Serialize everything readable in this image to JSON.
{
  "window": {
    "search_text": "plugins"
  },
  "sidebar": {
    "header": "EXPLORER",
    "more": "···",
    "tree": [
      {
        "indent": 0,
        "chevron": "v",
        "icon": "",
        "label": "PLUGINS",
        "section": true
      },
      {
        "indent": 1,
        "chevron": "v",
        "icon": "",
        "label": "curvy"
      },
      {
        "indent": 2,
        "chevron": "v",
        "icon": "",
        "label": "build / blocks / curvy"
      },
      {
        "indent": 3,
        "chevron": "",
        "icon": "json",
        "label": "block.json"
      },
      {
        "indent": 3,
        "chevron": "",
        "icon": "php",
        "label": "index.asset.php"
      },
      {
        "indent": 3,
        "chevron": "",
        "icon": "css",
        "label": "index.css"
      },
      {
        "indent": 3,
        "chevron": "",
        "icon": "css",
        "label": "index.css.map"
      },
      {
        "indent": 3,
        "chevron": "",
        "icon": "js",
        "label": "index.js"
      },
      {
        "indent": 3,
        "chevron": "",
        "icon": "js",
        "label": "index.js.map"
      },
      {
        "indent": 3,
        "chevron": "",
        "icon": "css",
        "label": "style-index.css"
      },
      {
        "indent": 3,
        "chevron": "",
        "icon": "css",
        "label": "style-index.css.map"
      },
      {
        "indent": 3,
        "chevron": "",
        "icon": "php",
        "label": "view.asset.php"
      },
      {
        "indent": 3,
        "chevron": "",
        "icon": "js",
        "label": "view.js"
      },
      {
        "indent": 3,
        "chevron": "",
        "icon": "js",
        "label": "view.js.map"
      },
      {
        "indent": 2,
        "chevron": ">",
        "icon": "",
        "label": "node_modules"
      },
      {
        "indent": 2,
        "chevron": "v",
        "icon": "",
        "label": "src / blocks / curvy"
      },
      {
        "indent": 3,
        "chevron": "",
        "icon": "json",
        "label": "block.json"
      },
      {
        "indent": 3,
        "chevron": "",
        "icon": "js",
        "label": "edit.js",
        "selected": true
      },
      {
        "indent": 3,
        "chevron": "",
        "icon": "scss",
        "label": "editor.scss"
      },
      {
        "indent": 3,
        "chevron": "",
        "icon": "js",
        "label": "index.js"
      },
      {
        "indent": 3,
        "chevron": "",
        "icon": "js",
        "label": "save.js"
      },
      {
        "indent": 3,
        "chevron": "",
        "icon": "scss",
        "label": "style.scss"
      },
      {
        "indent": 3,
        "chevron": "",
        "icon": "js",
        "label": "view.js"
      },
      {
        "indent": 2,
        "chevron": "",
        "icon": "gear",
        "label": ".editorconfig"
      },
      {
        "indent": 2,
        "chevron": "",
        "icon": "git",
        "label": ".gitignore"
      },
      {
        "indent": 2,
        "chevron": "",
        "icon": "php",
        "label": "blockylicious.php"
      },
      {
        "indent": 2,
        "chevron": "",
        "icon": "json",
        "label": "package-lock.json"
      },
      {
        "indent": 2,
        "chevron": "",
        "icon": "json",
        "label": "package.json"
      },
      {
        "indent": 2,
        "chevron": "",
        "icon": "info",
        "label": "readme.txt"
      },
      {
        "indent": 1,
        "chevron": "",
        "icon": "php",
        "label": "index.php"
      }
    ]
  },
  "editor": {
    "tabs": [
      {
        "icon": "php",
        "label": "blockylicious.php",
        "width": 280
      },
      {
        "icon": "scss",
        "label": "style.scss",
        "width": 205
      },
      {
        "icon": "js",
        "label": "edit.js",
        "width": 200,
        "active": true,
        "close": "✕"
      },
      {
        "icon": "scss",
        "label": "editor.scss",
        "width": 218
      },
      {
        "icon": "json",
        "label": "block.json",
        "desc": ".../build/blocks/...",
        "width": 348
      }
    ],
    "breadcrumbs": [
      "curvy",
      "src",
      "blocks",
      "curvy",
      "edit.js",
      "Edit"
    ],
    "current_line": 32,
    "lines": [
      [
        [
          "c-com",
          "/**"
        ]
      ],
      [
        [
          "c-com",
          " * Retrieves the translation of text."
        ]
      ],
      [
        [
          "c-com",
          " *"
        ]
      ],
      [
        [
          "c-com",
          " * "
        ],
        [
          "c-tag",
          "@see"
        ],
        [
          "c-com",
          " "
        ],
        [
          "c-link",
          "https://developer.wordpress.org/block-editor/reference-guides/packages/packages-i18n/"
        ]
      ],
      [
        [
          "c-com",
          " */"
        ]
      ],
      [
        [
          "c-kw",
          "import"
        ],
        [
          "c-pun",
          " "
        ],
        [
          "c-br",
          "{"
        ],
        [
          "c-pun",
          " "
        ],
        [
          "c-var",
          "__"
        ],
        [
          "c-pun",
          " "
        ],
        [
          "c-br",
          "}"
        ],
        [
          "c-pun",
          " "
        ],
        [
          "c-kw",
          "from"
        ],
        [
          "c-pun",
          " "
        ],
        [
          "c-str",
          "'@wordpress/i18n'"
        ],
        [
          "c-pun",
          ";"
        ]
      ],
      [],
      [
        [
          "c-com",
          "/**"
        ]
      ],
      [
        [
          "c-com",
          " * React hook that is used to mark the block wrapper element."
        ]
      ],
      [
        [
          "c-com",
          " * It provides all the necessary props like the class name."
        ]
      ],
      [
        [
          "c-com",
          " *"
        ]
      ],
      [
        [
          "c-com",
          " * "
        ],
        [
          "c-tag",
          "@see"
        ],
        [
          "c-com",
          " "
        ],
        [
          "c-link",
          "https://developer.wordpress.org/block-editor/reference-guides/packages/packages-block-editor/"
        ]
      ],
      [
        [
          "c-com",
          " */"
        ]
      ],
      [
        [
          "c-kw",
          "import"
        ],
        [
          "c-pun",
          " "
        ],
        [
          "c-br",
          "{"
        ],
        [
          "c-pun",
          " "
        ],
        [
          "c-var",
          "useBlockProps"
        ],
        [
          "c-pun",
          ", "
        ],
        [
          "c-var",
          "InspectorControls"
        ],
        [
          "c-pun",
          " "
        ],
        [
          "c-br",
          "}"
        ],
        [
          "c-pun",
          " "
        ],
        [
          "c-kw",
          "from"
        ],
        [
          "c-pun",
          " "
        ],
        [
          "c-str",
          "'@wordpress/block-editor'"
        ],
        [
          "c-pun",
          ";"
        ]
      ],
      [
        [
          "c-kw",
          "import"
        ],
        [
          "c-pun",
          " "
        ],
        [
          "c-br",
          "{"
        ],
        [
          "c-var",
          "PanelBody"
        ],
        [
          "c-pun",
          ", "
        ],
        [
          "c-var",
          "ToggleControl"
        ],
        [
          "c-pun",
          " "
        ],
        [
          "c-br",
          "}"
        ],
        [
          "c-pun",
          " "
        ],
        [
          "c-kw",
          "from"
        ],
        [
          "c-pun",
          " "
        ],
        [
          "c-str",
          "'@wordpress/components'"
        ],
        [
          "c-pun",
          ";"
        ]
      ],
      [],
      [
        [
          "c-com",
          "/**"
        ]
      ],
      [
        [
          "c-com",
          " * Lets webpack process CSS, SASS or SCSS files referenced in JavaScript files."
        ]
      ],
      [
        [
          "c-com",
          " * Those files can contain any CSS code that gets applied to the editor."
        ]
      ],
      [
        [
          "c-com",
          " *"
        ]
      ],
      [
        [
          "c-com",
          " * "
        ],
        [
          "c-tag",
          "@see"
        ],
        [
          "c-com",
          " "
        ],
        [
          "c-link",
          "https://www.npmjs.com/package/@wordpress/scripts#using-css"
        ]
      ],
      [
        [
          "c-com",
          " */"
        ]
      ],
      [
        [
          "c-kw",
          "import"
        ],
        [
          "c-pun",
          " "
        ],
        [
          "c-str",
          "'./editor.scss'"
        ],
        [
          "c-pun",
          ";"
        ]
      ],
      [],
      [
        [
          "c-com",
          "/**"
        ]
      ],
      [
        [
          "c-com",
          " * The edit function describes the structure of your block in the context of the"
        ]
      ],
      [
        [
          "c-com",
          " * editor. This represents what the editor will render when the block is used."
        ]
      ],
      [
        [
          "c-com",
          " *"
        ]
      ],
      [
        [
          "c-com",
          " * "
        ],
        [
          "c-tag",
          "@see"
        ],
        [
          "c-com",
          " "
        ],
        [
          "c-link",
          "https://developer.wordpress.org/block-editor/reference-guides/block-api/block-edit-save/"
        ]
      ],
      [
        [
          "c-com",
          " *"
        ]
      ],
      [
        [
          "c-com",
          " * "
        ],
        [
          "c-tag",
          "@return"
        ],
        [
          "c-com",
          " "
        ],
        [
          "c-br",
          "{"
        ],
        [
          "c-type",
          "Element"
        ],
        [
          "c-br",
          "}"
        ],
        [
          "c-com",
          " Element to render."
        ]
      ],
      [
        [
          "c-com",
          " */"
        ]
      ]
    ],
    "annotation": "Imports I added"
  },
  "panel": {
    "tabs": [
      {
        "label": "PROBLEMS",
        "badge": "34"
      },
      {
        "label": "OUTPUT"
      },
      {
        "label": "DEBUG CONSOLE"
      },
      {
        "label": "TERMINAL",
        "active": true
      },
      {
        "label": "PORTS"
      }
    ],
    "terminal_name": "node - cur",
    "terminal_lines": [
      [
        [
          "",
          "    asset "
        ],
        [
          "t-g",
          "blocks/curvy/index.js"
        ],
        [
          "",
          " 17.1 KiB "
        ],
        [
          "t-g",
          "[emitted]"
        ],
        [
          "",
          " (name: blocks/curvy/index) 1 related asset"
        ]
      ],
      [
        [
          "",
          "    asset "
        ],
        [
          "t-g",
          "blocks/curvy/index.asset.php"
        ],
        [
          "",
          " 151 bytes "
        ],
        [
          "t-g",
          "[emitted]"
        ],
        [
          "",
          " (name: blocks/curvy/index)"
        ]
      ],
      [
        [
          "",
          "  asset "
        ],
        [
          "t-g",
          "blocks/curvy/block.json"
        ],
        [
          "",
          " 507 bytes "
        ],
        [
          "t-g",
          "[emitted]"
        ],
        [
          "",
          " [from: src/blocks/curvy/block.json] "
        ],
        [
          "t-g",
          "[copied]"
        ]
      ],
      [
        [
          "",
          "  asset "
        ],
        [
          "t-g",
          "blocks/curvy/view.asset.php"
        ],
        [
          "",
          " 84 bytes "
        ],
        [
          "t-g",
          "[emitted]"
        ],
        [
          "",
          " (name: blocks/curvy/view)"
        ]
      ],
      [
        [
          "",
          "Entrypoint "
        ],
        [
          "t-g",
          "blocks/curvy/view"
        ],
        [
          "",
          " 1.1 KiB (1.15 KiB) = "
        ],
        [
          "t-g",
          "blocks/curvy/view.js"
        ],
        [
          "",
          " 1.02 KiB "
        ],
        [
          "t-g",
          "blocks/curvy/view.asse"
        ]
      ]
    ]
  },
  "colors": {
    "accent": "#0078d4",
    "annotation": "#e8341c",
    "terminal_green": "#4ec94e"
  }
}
==
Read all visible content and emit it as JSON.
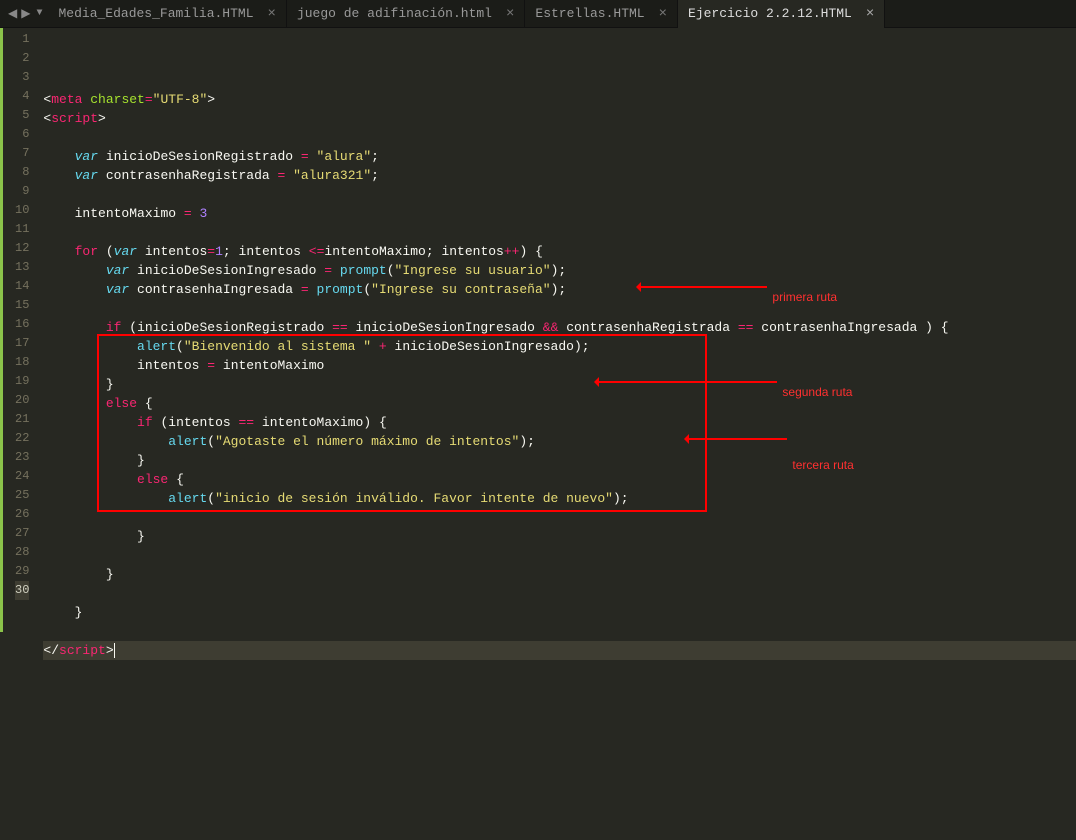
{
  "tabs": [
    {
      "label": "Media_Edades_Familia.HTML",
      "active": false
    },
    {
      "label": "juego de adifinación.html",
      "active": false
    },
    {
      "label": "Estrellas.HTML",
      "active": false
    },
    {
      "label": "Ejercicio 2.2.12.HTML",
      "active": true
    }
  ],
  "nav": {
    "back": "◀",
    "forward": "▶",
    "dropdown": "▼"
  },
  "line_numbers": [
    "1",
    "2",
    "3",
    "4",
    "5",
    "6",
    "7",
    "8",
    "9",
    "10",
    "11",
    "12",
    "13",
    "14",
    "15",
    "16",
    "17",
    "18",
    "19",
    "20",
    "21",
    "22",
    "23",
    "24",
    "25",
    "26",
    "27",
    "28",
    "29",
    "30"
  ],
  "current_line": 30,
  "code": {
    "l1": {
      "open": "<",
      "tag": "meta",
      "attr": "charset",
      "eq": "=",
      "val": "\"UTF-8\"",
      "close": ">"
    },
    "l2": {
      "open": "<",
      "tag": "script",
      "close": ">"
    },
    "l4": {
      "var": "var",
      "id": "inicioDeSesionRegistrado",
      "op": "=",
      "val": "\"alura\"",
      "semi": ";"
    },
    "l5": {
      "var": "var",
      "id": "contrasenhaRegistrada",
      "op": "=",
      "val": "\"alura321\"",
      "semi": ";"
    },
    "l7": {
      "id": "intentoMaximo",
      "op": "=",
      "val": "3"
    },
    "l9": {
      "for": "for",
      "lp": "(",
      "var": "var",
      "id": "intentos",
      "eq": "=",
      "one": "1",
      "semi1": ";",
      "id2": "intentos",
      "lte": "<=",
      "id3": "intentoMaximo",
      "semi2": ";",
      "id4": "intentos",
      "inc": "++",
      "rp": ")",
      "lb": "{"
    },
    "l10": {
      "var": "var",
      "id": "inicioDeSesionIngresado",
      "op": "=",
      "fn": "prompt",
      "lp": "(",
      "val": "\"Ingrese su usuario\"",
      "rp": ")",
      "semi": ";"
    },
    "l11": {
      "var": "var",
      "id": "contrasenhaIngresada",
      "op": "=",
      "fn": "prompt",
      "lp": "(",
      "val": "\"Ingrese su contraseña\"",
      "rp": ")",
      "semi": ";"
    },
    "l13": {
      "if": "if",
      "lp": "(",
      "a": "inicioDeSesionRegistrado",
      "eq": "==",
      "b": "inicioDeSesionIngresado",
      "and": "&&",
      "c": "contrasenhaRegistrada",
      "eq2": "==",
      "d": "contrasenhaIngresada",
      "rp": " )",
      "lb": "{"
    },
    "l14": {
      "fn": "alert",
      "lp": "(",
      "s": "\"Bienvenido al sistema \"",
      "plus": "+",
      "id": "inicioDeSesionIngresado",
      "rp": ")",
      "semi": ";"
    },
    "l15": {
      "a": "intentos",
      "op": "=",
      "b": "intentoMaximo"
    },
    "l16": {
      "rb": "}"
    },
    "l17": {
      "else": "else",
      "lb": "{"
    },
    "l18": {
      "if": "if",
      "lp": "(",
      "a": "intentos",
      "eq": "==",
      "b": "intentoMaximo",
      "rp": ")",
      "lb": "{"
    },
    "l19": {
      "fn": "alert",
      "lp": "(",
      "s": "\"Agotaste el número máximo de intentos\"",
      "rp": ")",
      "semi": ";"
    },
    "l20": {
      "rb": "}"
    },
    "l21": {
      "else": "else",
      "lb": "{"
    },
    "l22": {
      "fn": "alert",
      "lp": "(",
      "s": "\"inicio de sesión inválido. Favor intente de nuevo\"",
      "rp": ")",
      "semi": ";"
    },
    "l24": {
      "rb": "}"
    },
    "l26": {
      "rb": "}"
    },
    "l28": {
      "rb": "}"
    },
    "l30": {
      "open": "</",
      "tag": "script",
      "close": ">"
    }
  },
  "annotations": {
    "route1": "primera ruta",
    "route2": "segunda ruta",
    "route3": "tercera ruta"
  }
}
---
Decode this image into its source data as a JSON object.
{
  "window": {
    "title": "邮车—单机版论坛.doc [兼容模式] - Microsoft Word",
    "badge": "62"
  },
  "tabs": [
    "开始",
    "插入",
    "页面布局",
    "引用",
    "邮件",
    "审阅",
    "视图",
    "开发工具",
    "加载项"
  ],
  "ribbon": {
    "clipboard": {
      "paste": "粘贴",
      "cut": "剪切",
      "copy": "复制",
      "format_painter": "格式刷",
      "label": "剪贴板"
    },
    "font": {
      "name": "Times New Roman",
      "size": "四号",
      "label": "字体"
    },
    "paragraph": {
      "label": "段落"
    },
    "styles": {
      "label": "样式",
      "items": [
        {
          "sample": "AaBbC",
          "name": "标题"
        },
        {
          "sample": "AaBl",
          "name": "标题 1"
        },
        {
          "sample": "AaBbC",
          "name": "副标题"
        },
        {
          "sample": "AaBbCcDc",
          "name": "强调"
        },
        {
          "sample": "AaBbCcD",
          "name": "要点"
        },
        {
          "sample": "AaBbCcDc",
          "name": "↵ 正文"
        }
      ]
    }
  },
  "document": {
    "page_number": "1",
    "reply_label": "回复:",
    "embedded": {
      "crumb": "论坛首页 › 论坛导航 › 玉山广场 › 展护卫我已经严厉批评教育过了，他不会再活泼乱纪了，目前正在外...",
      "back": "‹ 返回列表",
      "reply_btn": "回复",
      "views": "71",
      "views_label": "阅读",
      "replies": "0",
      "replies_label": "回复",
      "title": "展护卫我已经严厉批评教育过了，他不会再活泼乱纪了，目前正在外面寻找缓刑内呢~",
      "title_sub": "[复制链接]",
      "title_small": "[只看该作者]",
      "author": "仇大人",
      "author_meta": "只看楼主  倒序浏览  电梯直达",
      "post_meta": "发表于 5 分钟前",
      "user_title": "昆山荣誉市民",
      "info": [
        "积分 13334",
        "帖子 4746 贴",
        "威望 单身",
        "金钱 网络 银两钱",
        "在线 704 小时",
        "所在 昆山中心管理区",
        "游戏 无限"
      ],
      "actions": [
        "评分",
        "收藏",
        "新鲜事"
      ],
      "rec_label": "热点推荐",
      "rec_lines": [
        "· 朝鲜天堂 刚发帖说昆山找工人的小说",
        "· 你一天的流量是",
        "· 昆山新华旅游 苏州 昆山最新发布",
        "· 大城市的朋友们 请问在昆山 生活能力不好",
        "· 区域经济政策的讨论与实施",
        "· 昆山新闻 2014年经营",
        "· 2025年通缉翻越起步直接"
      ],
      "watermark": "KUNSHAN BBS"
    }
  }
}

### INSTRUCTIONS FOR THE TASK:
Reply with nothing but a number: how many lines of the entries above contain the string "build"?

### SOLUTION TO THIS PROBLEM:
2